Problem to work on
Pictures do not belong in the copy; restate the records below word for word.

Collected data entries

****************

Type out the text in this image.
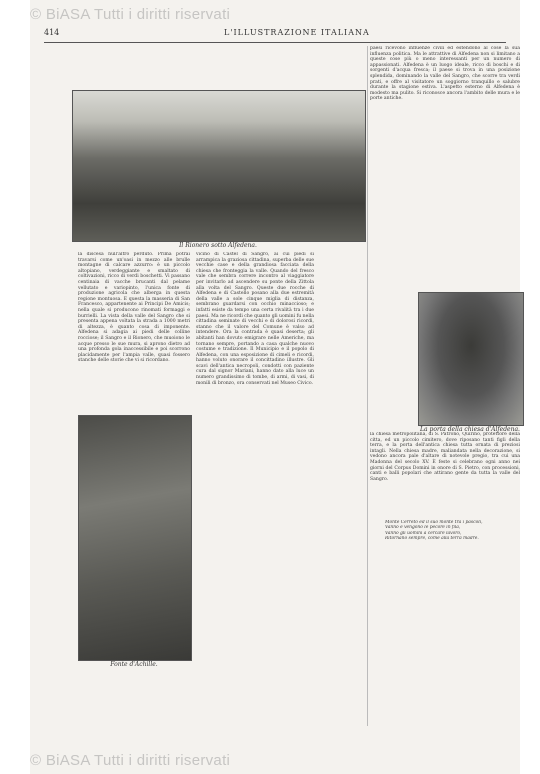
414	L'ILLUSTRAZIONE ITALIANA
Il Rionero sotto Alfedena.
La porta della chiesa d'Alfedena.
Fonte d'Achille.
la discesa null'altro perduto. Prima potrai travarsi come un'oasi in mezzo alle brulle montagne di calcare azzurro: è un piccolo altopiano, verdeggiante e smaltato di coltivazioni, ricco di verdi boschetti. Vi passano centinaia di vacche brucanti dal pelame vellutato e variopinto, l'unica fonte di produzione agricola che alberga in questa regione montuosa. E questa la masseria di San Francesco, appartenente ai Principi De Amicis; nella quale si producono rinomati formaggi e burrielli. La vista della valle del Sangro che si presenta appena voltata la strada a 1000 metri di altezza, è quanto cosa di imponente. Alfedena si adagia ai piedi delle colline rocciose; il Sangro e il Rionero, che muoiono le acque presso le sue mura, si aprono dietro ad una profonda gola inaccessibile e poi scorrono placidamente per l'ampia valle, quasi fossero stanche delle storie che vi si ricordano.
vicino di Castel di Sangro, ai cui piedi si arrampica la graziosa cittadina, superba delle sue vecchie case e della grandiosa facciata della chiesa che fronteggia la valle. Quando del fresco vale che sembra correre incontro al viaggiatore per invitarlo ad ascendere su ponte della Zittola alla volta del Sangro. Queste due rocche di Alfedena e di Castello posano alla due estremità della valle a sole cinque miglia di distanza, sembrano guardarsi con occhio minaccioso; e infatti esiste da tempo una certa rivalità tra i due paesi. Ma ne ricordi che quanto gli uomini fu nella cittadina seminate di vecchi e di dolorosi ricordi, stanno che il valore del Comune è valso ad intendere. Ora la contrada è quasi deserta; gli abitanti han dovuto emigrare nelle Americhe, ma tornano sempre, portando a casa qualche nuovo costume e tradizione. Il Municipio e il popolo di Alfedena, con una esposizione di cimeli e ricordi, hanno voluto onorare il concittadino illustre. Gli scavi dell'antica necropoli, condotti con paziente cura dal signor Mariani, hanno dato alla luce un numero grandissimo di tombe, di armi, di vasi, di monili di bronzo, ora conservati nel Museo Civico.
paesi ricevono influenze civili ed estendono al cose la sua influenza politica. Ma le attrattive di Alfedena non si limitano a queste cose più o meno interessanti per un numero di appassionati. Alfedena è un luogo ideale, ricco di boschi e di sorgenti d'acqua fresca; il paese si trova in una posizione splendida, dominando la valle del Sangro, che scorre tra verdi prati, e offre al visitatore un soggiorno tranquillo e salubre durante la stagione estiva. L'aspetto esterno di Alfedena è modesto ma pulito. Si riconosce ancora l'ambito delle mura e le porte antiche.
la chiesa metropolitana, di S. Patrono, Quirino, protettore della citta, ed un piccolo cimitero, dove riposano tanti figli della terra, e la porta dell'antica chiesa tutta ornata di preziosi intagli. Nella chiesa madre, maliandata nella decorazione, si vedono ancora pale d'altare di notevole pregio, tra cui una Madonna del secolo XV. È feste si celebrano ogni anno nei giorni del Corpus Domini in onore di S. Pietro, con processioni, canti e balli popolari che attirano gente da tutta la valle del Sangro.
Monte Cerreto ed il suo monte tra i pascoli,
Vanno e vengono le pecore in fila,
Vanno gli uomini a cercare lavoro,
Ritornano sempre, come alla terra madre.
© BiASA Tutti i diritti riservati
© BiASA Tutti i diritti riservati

****************

Correct result
Type out the text in this image.
414	L'ILLUSTRAZIONE ITALIANA
Il Rionero sotto Alfedena.
La porta della chiesa d'Alfedena.
Fonte d'Achille.
la discesa null'altro perduto. Prima potrai travarsi come un'oasi in mezzo alle brulle montagne di calcare azzurro: è un piccolo altopiano, verdeggiante e smaltato di coltivazioni, ricco di verdi boschetti. Vi passano centinaia di vacche brucanti dal pelame vellutato e variopinto, l'unica fonte di produzione agricola che alberga in questa regione montuosa. E questa la masseria di San Francesco, appartenente ai Principi De Amicis; nella quale si producono rinomati formaggi e burrielli. La vista della valle del Sangro che si presenta appena voltata la strada a 1000 metri di altezza, è quanto cosa di imponente. Alfedena si adagia ai piedi delle colline rocciose; il Sangro e il Rionero, che muoiono le acque presso le sue mura, si aprono dietro ad una profonda gola inaccessibile e poi scorrono placidamente per l'ampia valle, quasi fossero stanche delle storie che vi si ricordano.
vicino di Castel di Sangro, ai cui piedi si arrampica la graziosa cittadina, superba delle sue vecchie case e della grandiosa facciata della chiesa che fronteggia la valle. Quando del fresco vale che sembra correre incontro al viaggiatore per invitarlo ad ascendere su ponte della Zittola alla volta del Sangro. Queste due rocche di Alfedena e di Castello posano alla due estremità della valle a sole cinque miglia di distanza, sembrano guardarsi con occhio minaccioso; e infatti esiste da tempo una certa rivalità tra i due paesi. Ma ne ricordi che quanto gli uomini fu nella cittadina seminate di vecchi e di dolorosi ricordi, stanno che il valore del Comune è valso ad intendere. Ora la contrada è quasi deserta; gli abitanti han dovuto emigrare nelle Americhe, ma tornano sempre, portando a casa qualche nuovo costume e tradizione. Il Municipio e il popolo di Alfedena, con una esposizione di cimeli e ricordi, hanno voluto onorare il concittadino illustre. Gli scavi dell'antica necropoli, condotti con paziente cura dal signor Mariani, hanno dato alla luce un numero grandissimo di tombe, di armi, di vasi, di monili di bronzo, ora conservati nel Museo Civico.
paesi ricevono influenze civili ed estendono al cose la sua influenza politica. Ma le attrattive di Alfedena non si limitano a queste cose più o meno interessanti per un numero di appassionati. Alfedena è un luogo ideale, ricco di boschi e di sorgenti d'acqua fresca; il paese si trova in una posizione splendida, dominando la valle del Sangro, che scorre tra verdi prati, e offre al visitatore un soggiorno tranquillo e salubre durante la stagione estiva. L'aspetto esterno di Alfedena è modesto ma pulito. Si riconosce ancora l'ambito delle mura e le porte antiche.
la chiesa metropolitana, di S. Patrono, Quirino, protettore della citta, ed un piccolo cimitero, dove riposano tanti figli della terra, e la porta dell'antica chiesa tutta ornata di preziosi intagli. Nella chiesa madre, maliandata nella decorazione, si vedono ancora pale d'altare di notevole pregio, tra cui una Madonna del secolo XV. È feste si celebrano ogni anno nei giorni del Corpus Domini in onore di S. Pietro, con processioni, canti e balli popolari che attirano gente da tutta la valle del Sangro.
Monte Cerreto ed il suo monte tra i pascoli,
Vanno e vengono le pecore in fila,
Vanno gli uomini a cercare lavoro,
Ritornano sempre, come alla terra madre.
© BiASA Tutti i diritti riservati
© BiASA Tutti i diritti riservati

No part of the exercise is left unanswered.